Search the records for the word "TradingView" and pick out every line that has it.

-- start of Input data --

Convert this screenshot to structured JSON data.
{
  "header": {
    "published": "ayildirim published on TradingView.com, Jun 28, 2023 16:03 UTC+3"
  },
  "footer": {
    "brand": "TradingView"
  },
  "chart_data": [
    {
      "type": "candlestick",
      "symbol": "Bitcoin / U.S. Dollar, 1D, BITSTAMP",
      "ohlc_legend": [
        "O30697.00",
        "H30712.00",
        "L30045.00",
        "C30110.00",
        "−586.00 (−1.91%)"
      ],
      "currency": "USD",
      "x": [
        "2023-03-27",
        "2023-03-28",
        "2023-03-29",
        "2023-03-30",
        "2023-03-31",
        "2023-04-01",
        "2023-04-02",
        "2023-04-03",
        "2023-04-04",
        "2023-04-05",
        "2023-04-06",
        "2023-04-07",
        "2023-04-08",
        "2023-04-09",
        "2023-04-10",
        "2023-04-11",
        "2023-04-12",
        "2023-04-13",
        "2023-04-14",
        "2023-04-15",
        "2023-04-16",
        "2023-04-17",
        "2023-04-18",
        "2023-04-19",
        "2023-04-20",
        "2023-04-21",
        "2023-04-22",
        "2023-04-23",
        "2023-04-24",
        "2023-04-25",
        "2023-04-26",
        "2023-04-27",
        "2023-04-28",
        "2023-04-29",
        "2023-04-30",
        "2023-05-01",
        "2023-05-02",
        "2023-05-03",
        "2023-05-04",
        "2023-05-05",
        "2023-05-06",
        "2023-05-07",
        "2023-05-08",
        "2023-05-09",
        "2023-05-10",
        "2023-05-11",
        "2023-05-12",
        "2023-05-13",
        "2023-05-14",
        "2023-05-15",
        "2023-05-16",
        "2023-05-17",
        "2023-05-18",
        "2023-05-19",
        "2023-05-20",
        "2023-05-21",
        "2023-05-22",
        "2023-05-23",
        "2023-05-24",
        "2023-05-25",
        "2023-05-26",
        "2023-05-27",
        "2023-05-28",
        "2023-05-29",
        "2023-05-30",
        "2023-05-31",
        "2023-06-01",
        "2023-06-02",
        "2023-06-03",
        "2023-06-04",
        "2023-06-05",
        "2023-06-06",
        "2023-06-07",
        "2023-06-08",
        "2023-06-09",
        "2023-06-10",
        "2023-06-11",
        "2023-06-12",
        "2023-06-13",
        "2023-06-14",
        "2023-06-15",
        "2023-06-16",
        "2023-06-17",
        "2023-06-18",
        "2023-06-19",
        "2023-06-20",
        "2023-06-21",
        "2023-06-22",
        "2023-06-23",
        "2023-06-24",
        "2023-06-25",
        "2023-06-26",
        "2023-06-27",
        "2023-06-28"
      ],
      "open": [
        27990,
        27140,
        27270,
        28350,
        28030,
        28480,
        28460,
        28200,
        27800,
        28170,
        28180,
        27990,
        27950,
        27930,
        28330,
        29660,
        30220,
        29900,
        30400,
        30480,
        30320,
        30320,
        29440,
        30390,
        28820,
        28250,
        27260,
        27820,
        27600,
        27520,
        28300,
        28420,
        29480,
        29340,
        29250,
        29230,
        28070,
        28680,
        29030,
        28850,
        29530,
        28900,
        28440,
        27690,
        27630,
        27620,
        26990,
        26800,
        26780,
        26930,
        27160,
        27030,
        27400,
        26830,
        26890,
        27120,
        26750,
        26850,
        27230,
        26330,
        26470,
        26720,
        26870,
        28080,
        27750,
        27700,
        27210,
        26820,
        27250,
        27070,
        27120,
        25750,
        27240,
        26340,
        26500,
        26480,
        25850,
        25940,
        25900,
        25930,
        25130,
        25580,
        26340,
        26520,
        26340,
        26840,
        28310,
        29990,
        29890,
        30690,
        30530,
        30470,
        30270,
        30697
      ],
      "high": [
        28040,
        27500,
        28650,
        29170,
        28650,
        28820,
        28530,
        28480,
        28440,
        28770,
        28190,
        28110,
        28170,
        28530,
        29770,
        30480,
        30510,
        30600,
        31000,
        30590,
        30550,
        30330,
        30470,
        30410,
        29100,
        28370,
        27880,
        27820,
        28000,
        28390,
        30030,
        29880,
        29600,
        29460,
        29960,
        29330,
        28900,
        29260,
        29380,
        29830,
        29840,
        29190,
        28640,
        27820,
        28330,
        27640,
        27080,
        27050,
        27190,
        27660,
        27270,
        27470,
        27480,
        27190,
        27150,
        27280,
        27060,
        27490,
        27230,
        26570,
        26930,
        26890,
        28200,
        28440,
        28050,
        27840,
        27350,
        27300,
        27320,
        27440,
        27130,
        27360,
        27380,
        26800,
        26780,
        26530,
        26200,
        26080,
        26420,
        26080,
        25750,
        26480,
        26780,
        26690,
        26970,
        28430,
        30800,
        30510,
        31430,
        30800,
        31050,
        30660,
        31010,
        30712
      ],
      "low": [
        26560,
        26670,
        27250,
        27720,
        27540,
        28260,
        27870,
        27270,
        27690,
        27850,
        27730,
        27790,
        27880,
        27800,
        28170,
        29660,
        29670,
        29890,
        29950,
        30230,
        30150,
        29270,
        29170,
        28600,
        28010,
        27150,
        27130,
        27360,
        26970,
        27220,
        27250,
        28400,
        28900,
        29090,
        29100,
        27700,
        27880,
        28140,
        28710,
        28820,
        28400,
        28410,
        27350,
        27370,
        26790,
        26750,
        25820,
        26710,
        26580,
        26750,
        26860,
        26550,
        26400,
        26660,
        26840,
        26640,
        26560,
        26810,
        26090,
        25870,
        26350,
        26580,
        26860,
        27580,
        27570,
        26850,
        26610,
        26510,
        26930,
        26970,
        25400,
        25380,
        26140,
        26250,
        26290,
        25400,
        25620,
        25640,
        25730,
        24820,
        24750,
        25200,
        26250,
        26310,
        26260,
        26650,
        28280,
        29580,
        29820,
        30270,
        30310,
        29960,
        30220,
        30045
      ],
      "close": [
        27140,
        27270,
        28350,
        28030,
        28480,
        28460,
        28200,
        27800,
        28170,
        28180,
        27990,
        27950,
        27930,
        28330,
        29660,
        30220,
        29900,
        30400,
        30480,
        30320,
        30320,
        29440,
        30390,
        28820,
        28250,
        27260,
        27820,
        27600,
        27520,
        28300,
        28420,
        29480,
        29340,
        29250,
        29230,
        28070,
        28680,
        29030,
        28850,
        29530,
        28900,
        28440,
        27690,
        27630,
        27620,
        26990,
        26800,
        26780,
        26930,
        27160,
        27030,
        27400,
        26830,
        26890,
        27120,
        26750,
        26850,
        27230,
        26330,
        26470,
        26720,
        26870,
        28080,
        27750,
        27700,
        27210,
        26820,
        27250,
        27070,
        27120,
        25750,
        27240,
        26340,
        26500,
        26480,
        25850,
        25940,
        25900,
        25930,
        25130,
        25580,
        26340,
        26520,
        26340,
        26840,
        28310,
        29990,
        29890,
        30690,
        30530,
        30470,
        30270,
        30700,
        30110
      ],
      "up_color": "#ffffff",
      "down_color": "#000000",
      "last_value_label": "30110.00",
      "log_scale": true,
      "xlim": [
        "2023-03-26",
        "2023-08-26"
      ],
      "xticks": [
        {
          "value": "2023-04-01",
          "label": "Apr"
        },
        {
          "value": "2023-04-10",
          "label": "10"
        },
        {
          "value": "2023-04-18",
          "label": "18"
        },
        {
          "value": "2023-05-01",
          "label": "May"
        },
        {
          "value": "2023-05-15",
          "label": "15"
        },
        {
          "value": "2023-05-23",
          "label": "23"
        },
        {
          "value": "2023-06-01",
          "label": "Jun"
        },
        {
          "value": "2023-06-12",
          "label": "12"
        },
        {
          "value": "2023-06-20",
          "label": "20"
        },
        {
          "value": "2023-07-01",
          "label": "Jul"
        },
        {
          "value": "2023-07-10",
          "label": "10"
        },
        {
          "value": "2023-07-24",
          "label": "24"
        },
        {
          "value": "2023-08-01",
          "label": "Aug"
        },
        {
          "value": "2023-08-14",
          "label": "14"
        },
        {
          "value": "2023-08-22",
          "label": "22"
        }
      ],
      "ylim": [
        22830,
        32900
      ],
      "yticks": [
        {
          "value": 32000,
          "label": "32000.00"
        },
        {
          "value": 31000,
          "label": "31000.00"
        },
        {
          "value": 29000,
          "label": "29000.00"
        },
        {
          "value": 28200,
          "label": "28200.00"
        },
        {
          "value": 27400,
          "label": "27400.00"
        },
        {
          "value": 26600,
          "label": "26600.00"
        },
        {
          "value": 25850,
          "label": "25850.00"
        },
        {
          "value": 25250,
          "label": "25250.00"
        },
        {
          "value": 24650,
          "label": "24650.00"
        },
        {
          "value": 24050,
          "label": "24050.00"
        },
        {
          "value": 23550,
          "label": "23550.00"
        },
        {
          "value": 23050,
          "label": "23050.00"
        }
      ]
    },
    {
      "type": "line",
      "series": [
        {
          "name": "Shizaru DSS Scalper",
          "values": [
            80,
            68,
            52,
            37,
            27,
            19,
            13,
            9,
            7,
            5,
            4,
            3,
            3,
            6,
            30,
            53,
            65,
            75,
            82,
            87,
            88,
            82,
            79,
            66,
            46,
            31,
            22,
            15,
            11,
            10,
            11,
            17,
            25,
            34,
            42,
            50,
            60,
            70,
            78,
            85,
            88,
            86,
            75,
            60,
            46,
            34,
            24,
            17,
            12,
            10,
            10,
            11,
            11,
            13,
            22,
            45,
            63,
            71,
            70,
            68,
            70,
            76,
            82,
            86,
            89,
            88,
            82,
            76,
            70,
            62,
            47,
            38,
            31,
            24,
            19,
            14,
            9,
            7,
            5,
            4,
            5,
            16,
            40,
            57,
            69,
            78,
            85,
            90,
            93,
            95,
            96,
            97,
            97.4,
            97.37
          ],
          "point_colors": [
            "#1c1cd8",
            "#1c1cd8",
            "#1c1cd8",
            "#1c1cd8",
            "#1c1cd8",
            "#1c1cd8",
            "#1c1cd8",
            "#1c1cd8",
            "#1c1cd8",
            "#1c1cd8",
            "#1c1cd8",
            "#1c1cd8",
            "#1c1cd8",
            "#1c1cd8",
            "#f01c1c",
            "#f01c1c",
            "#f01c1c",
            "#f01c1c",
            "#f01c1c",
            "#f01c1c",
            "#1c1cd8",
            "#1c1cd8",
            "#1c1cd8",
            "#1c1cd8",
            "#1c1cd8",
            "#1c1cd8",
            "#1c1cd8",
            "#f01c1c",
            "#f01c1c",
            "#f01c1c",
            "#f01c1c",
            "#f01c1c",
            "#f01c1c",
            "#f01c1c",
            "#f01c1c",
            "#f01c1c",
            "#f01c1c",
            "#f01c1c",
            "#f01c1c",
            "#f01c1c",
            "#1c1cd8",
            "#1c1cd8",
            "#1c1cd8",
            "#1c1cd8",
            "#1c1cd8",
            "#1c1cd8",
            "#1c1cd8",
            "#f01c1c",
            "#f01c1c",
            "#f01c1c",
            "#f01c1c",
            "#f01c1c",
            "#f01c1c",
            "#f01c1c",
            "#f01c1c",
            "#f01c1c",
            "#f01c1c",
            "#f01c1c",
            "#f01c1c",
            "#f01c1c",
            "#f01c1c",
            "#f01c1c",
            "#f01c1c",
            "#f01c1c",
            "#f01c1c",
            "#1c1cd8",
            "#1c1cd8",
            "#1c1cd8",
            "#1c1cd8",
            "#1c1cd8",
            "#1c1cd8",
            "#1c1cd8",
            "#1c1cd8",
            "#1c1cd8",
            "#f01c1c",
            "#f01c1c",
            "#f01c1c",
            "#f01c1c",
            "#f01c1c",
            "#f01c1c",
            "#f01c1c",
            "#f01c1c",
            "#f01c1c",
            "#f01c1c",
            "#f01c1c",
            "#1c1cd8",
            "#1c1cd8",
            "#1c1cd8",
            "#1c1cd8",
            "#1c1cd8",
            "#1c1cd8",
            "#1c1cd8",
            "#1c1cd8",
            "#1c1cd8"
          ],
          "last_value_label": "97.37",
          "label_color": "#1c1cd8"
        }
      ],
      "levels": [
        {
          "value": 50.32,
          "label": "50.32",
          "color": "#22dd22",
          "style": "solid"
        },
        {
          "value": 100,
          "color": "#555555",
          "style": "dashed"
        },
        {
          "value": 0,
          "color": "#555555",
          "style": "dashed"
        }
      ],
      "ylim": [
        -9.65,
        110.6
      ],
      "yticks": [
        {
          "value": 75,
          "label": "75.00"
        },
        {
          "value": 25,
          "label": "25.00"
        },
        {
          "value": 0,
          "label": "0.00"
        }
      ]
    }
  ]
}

-- end of Input data --

■ Final result
    "published": "ayildirim published on TradingView.com, Jun 28, 2023 16:03 UTC+3"
    "brand": "TradingView"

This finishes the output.